The request: Track down every line below that holds "ffffff" and copy it.

Data section:

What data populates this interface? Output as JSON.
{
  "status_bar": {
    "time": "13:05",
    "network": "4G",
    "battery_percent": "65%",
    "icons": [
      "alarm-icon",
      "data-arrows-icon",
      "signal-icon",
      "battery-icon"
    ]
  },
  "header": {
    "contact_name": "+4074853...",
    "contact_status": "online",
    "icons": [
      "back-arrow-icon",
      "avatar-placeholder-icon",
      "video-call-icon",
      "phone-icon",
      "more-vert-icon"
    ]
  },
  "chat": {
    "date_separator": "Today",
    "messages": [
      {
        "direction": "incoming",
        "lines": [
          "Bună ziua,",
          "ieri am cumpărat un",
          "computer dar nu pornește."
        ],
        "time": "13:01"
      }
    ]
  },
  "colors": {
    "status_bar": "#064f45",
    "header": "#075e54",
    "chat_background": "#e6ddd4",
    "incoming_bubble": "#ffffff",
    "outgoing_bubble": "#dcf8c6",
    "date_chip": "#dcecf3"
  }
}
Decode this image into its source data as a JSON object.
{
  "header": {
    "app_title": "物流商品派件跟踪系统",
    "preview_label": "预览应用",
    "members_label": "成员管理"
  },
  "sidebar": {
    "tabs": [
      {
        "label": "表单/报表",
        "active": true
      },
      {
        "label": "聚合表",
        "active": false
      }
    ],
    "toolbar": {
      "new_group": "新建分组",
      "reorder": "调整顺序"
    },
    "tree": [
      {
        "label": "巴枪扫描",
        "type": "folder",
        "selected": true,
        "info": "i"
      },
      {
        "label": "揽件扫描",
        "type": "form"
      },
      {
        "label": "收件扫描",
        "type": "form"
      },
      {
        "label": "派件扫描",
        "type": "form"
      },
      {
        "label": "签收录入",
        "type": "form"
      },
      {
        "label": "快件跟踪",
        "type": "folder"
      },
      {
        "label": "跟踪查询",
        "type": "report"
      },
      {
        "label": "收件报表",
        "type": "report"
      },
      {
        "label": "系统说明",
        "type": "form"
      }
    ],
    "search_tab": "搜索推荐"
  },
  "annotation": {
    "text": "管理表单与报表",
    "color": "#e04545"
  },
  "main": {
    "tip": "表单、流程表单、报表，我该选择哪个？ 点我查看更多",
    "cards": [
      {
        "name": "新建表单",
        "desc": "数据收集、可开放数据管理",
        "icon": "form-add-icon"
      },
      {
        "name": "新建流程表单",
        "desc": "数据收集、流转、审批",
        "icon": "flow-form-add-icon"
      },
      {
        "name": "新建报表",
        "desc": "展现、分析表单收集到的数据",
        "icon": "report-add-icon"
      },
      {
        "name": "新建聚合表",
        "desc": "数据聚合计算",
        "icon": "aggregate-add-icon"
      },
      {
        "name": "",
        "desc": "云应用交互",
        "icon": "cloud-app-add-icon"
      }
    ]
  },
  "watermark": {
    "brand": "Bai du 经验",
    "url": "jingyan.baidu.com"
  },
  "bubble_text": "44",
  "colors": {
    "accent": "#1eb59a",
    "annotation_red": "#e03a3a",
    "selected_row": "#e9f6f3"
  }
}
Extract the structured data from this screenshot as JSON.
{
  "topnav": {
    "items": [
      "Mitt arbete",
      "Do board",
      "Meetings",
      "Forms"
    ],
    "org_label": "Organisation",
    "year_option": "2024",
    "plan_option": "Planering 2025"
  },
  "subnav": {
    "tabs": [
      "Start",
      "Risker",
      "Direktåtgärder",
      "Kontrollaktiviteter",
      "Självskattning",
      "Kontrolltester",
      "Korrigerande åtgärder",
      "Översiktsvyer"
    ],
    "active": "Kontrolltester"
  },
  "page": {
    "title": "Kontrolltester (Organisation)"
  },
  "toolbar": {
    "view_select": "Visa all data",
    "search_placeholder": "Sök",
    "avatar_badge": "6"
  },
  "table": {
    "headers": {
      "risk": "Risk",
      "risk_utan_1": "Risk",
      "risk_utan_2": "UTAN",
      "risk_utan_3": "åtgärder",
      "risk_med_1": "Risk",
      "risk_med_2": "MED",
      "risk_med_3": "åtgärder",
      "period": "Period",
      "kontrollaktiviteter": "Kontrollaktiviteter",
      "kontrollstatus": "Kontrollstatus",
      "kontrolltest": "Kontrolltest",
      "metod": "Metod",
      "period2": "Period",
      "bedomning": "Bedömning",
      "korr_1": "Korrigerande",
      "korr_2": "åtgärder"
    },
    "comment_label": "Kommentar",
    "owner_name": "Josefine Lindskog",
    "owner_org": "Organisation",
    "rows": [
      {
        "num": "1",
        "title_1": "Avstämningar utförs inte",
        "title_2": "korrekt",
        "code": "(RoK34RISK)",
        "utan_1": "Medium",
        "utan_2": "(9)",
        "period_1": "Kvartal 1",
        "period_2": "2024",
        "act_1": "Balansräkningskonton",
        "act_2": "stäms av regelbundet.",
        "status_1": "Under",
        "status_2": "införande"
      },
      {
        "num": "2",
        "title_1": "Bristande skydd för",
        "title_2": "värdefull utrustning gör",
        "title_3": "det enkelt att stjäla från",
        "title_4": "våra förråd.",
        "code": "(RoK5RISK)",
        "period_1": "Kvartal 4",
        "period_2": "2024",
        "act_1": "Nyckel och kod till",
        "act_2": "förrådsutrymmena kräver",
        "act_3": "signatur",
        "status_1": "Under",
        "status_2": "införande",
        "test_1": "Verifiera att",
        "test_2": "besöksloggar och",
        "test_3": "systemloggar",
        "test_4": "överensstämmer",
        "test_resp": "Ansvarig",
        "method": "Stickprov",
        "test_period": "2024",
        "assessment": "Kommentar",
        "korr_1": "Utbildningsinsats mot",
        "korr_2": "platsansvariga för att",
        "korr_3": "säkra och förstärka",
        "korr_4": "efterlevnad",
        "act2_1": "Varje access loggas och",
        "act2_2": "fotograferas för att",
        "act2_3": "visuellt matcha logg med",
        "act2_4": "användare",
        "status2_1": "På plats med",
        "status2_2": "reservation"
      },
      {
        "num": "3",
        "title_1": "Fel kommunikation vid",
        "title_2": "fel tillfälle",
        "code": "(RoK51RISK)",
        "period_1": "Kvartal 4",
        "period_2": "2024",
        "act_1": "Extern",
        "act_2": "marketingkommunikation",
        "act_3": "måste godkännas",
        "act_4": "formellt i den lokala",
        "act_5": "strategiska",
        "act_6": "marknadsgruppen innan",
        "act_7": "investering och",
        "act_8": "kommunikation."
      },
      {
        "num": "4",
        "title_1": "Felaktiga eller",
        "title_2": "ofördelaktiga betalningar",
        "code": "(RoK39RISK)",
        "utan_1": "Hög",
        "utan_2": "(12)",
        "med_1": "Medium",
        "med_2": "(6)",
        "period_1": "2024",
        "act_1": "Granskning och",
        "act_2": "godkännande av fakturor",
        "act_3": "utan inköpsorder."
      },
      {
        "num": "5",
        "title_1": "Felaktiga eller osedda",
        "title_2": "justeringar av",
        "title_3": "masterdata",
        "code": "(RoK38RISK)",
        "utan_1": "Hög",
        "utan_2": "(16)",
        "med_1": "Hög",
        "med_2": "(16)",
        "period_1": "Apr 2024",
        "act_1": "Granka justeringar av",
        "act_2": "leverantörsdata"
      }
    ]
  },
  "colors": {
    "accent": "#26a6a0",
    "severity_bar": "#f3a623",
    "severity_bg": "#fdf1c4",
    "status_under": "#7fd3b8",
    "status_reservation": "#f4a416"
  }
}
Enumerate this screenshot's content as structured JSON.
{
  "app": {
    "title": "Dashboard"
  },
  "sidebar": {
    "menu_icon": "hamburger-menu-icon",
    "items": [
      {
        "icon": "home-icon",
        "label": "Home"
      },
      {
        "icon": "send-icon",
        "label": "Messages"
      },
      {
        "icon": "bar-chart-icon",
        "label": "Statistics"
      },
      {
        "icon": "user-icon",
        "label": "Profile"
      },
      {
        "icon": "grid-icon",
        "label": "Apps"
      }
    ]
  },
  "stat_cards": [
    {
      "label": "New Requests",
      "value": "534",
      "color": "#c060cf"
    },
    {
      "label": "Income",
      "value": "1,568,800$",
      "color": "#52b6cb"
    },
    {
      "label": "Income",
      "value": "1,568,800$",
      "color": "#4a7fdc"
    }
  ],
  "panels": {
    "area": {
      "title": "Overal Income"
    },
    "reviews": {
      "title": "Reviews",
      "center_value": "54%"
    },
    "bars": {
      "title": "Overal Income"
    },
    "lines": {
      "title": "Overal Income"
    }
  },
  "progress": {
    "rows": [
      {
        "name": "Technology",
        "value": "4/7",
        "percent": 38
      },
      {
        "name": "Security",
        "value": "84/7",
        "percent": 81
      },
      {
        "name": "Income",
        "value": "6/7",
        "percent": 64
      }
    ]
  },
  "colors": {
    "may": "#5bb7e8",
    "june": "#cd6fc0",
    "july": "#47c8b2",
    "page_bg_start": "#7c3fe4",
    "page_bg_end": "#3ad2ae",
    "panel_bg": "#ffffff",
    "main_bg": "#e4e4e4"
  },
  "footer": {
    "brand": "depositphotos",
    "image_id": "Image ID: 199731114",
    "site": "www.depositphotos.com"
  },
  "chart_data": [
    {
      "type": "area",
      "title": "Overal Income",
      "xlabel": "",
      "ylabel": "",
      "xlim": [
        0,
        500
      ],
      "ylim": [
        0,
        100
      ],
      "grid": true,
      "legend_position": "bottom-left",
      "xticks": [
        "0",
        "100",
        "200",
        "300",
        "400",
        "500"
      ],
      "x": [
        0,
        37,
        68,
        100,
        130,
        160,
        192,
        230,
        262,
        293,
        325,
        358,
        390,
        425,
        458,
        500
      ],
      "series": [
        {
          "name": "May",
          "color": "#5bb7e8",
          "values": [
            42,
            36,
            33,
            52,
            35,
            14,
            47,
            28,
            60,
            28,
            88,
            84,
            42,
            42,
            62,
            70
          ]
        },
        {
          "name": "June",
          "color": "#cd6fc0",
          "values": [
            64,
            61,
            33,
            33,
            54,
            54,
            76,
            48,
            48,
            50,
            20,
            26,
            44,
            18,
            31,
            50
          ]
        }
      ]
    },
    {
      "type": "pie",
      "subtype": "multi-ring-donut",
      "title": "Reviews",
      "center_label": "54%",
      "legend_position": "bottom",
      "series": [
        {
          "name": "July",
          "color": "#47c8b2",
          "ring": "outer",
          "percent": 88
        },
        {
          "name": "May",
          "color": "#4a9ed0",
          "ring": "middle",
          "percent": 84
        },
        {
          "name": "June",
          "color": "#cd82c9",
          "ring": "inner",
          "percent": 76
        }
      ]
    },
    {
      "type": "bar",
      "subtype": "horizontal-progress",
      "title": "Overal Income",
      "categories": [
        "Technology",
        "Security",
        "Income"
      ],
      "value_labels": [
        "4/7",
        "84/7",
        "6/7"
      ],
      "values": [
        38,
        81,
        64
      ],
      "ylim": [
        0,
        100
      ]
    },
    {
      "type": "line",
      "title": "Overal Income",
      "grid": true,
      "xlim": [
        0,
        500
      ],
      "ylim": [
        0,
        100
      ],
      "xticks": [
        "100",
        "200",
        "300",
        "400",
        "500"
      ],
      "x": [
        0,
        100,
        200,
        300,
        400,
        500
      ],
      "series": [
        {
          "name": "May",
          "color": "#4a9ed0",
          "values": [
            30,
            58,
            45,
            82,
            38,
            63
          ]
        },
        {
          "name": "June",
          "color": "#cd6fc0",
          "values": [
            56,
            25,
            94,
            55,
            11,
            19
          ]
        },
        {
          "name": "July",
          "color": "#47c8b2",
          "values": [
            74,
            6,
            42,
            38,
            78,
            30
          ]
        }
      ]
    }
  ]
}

Response:
    "incoming_bubble": "#ffffff",
    "panel_bg": "#ffffff",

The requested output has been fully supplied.